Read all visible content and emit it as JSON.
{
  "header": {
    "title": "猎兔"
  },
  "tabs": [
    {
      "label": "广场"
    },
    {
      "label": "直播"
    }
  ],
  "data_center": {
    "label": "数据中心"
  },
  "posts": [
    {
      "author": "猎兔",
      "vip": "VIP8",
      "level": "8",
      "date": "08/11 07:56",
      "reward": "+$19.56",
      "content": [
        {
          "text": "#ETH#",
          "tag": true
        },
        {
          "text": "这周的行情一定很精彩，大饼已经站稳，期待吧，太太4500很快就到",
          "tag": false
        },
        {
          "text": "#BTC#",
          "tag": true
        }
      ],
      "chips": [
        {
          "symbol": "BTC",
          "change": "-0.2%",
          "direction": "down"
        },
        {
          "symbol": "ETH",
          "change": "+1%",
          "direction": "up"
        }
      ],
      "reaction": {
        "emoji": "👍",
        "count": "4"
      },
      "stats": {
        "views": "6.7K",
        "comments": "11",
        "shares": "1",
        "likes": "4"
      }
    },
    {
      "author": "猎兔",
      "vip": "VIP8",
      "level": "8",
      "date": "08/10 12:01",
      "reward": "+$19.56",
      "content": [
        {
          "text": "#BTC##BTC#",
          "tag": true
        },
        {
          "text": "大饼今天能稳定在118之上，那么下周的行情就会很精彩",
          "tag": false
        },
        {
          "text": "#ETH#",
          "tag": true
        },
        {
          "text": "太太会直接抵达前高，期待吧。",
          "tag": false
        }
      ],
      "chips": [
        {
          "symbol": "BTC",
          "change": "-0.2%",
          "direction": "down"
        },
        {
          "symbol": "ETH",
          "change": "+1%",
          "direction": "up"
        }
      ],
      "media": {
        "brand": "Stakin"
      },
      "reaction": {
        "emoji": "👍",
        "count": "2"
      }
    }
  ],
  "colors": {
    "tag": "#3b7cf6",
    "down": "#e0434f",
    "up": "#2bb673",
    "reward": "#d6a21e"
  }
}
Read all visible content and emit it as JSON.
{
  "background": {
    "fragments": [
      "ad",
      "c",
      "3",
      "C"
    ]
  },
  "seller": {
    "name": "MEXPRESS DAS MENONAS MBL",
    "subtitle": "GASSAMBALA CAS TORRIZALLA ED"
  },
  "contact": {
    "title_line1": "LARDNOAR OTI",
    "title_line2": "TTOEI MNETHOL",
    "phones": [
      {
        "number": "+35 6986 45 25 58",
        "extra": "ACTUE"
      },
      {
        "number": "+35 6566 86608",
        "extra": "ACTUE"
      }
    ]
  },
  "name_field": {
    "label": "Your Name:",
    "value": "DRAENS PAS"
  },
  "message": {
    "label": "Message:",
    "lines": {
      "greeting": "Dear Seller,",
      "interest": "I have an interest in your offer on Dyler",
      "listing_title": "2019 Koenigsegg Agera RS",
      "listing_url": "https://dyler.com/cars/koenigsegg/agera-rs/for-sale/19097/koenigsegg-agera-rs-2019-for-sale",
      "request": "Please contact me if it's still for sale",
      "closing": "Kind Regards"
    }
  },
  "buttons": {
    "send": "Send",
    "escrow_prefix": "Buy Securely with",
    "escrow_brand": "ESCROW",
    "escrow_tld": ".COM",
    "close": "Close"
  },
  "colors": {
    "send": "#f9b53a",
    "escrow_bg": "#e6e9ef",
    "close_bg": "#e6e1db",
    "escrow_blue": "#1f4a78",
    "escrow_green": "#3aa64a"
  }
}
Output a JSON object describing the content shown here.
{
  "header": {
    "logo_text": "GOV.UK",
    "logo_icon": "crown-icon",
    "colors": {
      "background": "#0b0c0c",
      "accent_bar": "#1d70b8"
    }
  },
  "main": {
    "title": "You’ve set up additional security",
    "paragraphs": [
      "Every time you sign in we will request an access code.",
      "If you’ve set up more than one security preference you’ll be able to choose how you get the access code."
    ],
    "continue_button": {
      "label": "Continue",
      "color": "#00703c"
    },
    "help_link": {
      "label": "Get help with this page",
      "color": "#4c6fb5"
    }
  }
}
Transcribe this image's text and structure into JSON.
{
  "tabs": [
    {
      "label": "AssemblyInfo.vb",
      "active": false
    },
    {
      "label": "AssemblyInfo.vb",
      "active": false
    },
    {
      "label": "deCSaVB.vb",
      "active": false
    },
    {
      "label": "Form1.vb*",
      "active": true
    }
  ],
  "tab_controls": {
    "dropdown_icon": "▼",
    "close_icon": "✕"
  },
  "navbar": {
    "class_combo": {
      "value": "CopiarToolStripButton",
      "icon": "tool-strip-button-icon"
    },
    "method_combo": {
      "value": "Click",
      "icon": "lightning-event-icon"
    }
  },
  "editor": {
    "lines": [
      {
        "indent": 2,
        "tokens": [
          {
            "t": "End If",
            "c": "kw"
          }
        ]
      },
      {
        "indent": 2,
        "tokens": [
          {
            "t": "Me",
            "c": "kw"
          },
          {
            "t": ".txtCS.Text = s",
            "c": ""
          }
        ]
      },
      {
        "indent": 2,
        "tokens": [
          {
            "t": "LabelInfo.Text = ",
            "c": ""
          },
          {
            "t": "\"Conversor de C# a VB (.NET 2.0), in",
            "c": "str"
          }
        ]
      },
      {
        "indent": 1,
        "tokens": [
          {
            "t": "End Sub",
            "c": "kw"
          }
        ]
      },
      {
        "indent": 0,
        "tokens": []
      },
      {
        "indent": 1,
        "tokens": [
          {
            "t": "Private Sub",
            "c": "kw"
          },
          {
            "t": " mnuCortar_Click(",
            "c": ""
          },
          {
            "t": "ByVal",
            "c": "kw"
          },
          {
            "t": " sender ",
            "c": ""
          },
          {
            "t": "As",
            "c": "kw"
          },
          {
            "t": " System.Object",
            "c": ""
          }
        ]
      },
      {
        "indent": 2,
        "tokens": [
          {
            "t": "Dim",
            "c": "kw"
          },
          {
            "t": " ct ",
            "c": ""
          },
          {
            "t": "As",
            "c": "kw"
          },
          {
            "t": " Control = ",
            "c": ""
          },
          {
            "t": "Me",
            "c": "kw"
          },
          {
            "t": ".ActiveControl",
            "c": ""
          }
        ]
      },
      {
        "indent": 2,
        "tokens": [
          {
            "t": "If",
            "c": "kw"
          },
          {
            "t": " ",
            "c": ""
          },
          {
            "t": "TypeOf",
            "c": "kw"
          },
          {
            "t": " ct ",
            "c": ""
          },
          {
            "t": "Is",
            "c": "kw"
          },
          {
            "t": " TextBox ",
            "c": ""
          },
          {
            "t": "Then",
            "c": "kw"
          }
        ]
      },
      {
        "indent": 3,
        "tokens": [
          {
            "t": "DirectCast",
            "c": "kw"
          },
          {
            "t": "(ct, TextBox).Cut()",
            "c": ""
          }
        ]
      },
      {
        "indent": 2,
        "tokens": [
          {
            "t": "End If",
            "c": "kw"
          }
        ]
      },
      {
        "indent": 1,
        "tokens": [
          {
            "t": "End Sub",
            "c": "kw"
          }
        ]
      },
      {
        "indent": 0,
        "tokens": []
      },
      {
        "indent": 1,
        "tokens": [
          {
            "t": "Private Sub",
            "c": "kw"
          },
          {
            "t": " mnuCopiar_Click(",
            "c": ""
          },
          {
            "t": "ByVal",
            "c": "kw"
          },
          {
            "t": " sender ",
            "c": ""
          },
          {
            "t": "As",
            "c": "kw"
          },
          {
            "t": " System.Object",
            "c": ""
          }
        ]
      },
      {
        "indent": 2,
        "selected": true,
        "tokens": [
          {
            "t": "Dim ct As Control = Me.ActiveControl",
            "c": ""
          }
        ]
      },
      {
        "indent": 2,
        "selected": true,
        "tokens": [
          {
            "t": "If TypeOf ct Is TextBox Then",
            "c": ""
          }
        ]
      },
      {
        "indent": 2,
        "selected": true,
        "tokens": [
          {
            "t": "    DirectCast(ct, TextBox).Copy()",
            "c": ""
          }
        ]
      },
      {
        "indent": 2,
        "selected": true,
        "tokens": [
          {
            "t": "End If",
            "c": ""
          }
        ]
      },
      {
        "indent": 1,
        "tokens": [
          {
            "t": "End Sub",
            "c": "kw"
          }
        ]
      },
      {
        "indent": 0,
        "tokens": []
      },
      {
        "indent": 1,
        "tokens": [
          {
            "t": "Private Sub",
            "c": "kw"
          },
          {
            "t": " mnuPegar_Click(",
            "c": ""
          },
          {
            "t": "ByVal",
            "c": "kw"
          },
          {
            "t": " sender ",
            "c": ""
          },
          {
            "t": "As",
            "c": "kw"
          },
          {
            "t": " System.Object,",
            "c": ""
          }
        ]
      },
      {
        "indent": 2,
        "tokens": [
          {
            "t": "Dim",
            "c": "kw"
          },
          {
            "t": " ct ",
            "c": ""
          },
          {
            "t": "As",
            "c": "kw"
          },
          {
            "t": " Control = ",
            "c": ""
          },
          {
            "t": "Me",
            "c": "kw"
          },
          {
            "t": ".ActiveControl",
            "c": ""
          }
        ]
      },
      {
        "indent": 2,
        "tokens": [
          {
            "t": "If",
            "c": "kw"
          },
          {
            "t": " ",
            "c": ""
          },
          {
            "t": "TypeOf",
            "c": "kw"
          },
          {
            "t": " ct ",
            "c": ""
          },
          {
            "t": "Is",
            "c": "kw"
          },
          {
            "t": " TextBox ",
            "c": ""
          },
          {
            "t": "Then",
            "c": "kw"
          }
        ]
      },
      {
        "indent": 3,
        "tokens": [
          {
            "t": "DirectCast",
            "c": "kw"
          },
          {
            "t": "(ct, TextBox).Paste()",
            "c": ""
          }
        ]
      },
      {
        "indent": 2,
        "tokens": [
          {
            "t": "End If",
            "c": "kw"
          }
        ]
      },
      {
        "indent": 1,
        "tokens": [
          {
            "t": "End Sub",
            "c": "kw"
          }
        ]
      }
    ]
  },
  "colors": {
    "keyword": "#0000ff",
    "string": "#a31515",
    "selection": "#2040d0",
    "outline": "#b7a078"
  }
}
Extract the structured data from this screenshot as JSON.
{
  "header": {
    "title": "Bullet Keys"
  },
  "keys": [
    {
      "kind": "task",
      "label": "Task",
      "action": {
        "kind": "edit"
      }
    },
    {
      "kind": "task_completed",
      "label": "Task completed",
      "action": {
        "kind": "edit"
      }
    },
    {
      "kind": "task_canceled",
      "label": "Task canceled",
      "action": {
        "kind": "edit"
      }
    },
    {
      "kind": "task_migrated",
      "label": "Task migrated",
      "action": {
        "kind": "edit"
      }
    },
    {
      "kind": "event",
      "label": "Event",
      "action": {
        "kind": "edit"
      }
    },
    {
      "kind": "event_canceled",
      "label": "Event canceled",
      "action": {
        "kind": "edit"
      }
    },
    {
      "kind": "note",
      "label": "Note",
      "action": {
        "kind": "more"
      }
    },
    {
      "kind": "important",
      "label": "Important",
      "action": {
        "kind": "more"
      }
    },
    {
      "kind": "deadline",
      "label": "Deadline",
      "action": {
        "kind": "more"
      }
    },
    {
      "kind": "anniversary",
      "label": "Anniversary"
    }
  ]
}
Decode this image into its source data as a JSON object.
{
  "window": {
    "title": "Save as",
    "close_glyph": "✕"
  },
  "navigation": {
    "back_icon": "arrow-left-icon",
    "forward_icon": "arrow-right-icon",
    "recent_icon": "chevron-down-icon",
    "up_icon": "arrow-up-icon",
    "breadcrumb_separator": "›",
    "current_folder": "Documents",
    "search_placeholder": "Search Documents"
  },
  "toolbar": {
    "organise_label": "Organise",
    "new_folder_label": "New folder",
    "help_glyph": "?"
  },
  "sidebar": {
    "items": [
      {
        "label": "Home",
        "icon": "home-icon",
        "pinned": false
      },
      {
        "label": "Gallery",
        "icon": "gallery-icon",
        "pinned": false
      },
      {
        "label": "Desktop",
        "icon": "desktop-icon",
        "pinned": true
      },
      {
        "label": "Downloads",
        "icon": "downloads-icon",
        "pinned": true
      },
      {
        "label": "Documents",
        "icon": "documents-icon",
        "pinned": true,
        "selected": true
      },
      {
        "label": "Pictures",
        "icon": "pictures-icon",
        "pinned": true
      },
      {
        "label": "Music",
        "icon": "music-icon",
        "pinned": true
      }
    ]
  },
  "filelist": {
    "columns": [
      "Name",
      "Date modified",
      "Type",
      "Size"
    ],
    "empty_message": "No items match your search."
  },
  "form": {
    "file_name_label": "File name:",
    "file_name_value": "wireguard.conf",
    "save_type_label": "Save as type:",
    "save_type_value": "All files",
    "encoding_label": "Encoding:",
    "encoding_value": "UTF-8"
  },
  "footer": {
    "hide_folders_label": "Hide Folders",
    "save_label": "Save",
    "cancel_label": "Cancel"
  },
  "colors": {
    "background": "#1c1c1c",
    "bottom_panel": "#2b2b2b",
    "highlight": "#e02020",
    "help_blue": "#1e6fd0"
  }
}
────────────────────────────────────────
Task objective: Find all lines holding the string "number" and copy them.

Expected answer:
        "number": "+35 6986 45 25 58",
        "number": "+35 6566 86608",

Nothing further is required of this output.